Stated task: Exact repetition of every entry is required.

Dataset listings of figures:
____________
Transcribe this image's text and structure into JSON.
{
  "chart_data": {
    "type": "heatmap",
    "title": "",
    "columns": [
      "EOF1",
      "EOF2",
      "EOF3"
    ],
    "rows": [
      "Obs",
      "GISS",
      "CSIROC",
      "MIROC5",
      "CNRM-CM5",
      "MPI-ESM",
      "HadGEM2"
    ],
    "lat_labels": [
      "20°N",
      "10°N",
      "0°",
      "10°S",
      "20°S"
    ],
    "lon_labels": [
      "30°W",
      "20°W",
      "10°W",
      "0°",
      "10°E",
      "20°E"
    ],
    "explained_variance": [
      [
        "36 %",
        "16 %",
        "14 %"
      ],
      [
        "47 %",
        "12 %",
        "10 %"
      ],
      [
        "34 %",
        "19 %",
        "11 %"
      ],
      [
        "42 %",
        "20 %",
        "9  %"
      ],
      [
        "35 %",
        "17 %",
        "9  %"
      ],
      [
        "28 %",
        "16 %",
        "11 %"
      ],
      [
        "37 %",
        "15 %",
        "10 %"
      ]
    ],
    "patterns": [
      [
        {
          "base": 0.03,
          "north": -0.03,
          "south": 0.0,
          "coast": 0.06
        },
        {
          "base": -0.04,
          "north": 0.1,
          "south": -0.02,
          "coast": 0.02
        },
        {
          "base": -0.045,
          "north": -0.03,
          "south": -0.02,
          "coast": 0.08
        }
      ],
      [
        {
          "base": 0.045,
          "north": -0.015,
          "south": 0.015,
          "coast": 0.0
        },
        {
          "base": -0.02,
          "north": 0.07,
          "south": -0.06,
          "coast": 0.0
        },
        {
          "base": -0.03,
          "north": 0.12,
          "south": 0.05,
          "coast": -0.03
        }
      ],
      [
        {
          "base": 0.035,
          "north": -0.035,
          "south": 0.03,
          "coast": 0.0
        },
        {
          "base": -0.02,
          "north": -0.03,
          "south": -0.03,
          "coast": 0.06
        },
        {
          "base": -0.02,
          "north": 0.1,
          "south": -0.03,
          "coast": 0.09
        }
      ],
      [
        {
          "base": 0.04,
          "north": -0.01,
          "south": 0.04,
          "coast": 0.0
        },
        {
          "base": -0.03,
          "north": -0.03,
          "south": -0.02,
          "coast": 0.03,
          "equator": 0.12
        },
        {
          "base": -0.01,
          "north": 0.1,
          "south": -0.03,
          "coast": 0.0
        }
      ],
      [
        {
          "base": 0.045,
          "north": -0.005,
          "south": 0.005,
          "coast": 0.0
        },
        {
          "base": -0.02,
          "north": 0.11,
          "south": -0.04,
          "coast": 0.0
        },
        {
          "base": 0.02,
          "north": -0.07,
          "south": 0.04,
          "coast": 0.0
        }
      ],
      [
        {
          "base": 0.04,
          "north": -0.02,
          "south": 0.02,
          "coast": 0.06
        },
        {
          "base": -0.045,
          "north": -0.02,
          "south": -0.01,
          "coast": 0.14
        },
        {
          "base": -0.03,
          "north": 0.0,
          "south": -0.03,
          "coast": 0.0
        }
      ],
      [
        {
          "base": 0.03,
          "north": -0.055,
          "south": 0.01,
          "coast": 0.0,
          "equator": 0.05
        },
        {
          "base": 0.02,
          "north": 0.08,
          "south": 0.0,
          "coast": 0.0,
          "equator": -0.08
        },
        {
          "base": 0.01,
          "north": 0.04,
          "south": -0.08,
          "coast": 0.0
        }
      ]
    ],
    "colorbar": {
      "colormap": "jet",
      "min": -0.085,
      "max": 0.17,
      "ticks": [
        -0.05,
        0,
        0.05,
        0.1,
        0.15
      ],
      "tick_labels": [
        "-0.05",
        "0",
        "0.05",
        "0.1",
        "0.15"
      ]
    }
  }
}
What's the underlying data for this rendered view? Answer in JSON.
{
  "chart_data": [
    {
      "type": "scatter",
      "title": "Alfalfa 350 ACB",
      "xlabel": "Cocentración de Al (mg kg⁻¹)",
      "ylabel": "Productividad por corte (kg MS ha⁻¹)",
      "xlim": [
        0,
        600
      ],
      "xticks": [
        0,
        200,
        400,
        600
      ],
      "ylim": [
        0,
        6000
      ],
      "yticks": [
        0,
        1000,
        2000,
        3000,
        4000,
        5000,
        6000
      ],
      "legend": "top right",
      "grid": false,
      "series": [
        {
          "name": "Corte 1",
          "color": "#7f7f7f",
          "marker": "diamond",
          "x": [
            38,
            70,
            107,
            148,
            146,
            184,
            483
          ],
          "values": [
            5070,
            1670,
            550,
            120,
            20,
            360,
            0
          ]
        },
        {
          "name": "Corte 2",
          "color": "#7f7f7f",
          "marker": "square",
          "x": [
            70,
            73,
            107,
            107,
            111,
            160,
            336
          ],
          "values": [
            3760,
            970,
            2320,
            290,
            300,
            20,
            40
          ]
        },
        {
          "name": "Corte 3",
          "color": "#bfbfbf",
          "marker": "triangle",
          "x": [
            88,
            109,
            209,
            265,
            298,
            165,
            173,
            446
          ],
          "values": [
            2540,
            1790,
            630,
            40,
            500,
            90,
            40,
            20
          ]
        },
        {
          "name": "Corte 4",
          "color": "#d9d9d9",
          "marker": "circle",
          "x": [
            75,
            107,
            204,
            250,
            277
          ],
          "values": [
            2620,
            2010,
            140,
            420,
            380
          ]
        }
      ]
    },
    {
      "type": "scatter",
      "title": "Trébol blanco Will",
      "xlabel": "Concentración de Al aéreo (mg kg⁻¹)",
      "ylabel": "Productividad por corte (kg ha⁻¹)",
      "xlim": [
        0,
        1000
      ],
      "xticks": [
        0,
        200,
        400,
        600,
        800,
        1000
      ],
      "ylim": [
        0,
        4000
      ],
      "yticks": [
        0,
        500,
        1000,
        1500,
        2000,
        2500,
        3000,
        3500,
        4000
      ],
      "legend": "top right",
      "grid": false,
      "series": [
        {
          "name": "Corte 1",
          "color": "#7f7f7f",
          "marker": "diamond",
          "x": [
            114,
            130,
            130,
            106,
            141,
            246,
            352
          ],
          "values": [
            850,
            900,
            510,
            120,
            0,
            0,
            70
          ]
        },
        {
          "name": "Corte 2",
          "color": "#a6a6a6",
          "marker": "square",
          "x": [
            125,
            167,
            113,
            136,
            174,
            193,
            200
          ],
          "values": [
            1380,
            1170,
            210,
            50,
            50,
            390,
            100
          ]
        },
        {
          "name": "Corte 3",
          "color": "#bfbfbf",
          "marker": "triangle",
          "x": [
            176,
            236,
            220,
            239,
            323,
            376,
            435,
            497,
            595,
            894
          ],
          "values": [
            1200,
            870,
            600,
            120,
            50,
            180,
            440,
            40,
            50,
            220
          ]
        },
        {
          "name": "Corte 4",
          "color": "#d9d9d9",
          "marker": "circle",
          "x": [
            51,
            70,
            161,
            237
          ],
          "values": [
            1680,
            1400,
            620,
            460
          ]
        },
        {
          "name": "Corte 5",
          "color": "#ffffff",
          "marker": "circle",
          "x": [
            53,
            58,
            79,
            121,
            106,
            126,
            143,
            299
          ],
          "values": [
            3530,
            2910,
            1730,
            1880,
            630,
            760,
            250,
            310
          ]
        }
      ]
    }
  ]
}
____________
Task result:
Transcribe this image's text and structure into JSON.
{
  "chart_data": {
    "type": "heatmap",
    "title": "",
    "columns": [
      "EOF1",
      "EOF2",
      "EOF3"
    ],
    "rows": [
      "Obs",
      "GISS",
      "CSIROC",
      "MIROC5",
      "CNRM-CM5",
      "MPI-ESM",
      "HadGEM2"
    ],
    "lat_labels": [
      "20°N",
      "10°N",
      "0°",
      "10°S",
      "20°S"
    ],
    "lon_labels": [
      "30°W",
      "20°W",
      "10°W",
      "0°",
      "10°E",
      "20°E"
    ],
    "explained_variance": [
      [
        "36 %",
        "16 %",
        "14 %"
      ],
      [
        "47 %",
        "12 %",
        "10 %"
      ],
      [
        "34 %",
        "19 %",
        "11 %"
      ],
      [
        "42 %",
        "20 %",
        "9  %"
      ],
      [
        "35 %",
        "17 %",
        "9  %"
      ],
      [
        "28 %",
        "16 %",
        "11 %"
      ],
      [
        "37 %",
        "15 %",
        "10 %"
      ]
    ],
    "patterns": [
      [
        {
          "base": 0.03,
          "north": -0.03,
          "south": 0.0,
          "coast": 0.06
        },
        {
          "base": -0.04,
          "north": 0.1,
          "south": -0.02,
          "coast": 0.02
        },
        {
          "base": -0.045,
          "north": -0.03,
          "south": -0.02,
          "coast": 0.08
        }
      ],
      [
        {
          "base": 0.045,
          "north": -0.015,
          "south": 0.015,
          "coast": 0.0
        },
        {
          "base": -0.02,
          "north": 0.07,
          "south": -0.06,
          "coast": 0.0
        },
        {
          "base": -0.03,
          "north": 0.12,
          "south": 0.05,
          "coast": -0.03
        }
      ],
      [
        {
          "base": 0.035,
          "north": -0.035,
          "south": 0.03,
          "coast": 0.0
        },
        {
          "base": -0.02,
          "north": -0.03,
          "south": -0.03,
          "coast": 0.06
        },
        {
          "base": -0.02,
          "north": 0.1,
          "south": -0.03,
          "coast": 0.09
        }
      ],
      [
        {
          "base": 0.04,
          "north": -0.01,
          "south": 0.04,
          "coast": 0.0
        },
        {
          "base": -0.03,
          "north": -0.03,
          "south": -0.02,
          "coast": 0.03,
          "equator": 0.12
        },
        {
          "base": -0.01,
          "north": 0.1,
          "south": -0.03,
          "coast": 0.0
        }
      ],
      [
        {
          "base": 0.045,
          "north": -0.005,
          "south": 0.005,
          "coast": 0.0
        },
        {
          "base": -0.02,
          "north": 0.11,
          "south": -0.04,
          "coast": 0.0
        },
        {
          "base": 0.02,
          "north": -0.07,
          "south": 0.04,
          "coast": 0.0
        }
      ],
      [
        {
          "base": 0.04,
          "north": -0.02,
          "south": 0.02,
          "coast": 0.06
        },
        {
          "base": -0.045,
          "north": -0.02,
          "south": -0.01,
          "coast": 0.14
        },
        {
          "base": -0.03,
          "north": 0.0,
          "south": -0.03,
          "coast": 0.0
        }
      ],
      [
        {
          "base": 0.03,
          "north": -0.055,
          "south": 0.01,
          "coast": 0.0,
          "equator": 0.05
        },
        {
          "base": 0.02,
          "north": 0.08,
          "south": 0.0,
          "coast": 0.0,
          "equator": -0.08
        },
        {
          "base": 0.01,
          "north": 0.04,
          "south": -0.08,
          "coast": 0.0
        }
      ]
    ],
    "colorbar": {
      "colormap": "jet",
      "min": -0.085,
      "max": 0.17,
      "ticks": [
        -0.05,
        0,
        0.05,
        0.1,
        0.15
      ],
      "tick_labels": [
        "-0.05",
        "0",
        "0.05",
        "0.1",
        "0.15"
      ]
    }
  }
}
What's the underlying data for this rendered view? Answer in JSON.
{
  "chart_data": [
    {
      "type": "scatter",
      "title": "Alfalfa 350 ACB",
      "xlabel": "Cocentración de Al (mg kg⁻¹)",
      "ylabel": "Productividad por corte (kg MS ha⁻¹)",
      "xlim": [
        0,
        600
      ],
      "xticks": [
        0,
        200,
        400,
        600
      ],
      "ylim": [
        0,
        6000
      ],
      "yticks": [
        0,
        1000,
        2000,
        3000,
        4000,
        5000,
        6000
      ],
      "legend": "top right",
      "grid": false,
      "series": [
        {
          "name": "Corte 1",
          "color": "#7f7f7f",
          "marker": "diamond",
          "x": [
            38,
            70,
            107,
            148,
            146,
            184,
            483
          ],
          "values": [
            5070,
            1670,
            550,
            120,
            20,
            360,
            0
          ]
        },
        {
          "name": "Corte 2",
          "color": "#7f7f7f",
          "marker": "square",
          "x": [
            70,
            73,
            107,
            107,
            111,
            160,
            336
          ],
          "values": [
            3760,
            970,
            2320,
            290,
            300,
            20,
            40
          ]
        },
        {
          "name": "Corte 3",
          "color": "#bfbfbf",
          "marker": "triangle",
          "x": [
            88,
            109,
            209,
            265,
            298,
            165,
            173,
            446
          ],
          "values": [
            2540,
            1790,
            630,
            40,
            500,
            90,
            40,
            20
          ]
        },
        {
          "name": "Corte 4",
          "color": "#d9d9d9",
          "marker": "circle",
          "x": [
            75,
            107,
            204,
            250,
            277
          ],
          "values": [
            2620,
            2010,
            140,
            420,
            380
          ]
        }
      ]
    },
    {
      "type": "scatter",
      "title": "Trébol blanco Will",
      "xlabel": "Concentración de Al aéreo (mg kg⁻¹)",
      "ylabel": "Productividad por corte (kg ha⁻¹)",
      "xlim": [
        0,
        1000
      ],
      "xticks": [
        0,
        200,
        400,
        600,
        800,
        1000
      ],
      "ylim": [
        0,
        4000
      ],
      "yticks": [
        0,
        500,
        1000,
        1500,
        2000,
        2500,
        3000,
        3500,
        4000
      ],
      "legend": "top right",
      "grid": false,
      "series": [
        {
          "name": "Corte 1",
          "color": "#7f7f7f",
          "marker": "diamond",
          "x": [
            114,
            130,
            130,
            106,
            141,
            246,
            352
          ],
          "values": [
            850,
            900,
            510,
            120,
            0,
            0,
            70
          ]
        },
        {
          "name": "Corte 2",
          "color": "#a6a6a6",
          "marker": "square",
          "x": [
            125,
            167,
            113,
            136,
            174,
            193,
            200
          ],
          "values": [
            1380,
            1170,
            210,
            50,
            50,
            390,
            100
          ]
        },
        {
          "name": "Corte 3",
          "color": "#bfbfbf",
          "marker": "triangle",
          "x": [
            176,
            236,
            220,
            239,
            323,
            376,
            435,
            497,
            595,
            894
          ],
          "values": [
            1200,
            870,
            600,
            120,
            50,
            180,
            440,
            40,
            50,
            220
          ]
        },
        {
          "name": "Corte 4",
          "color": "#d9d9d9",
          "marker": "circle",
          "x": [
            51,
            70,
            161,
            237
          ],
          "values": [
            1680,
            1400,
            620,
            460
          ]
        },
        {
          "name": "Corte 5",
          "color": "#ffffff",
          "marker": "circle",
          "x": [
            53,
            58,
            79,
            121,
            106,
            126,
            143,
            299
          ],
          "values": [
            3530,
            2910,
            1730,
            1880,
            630,
            760,
            250,
            310
          ]
        }
      ]
    }
  ]
}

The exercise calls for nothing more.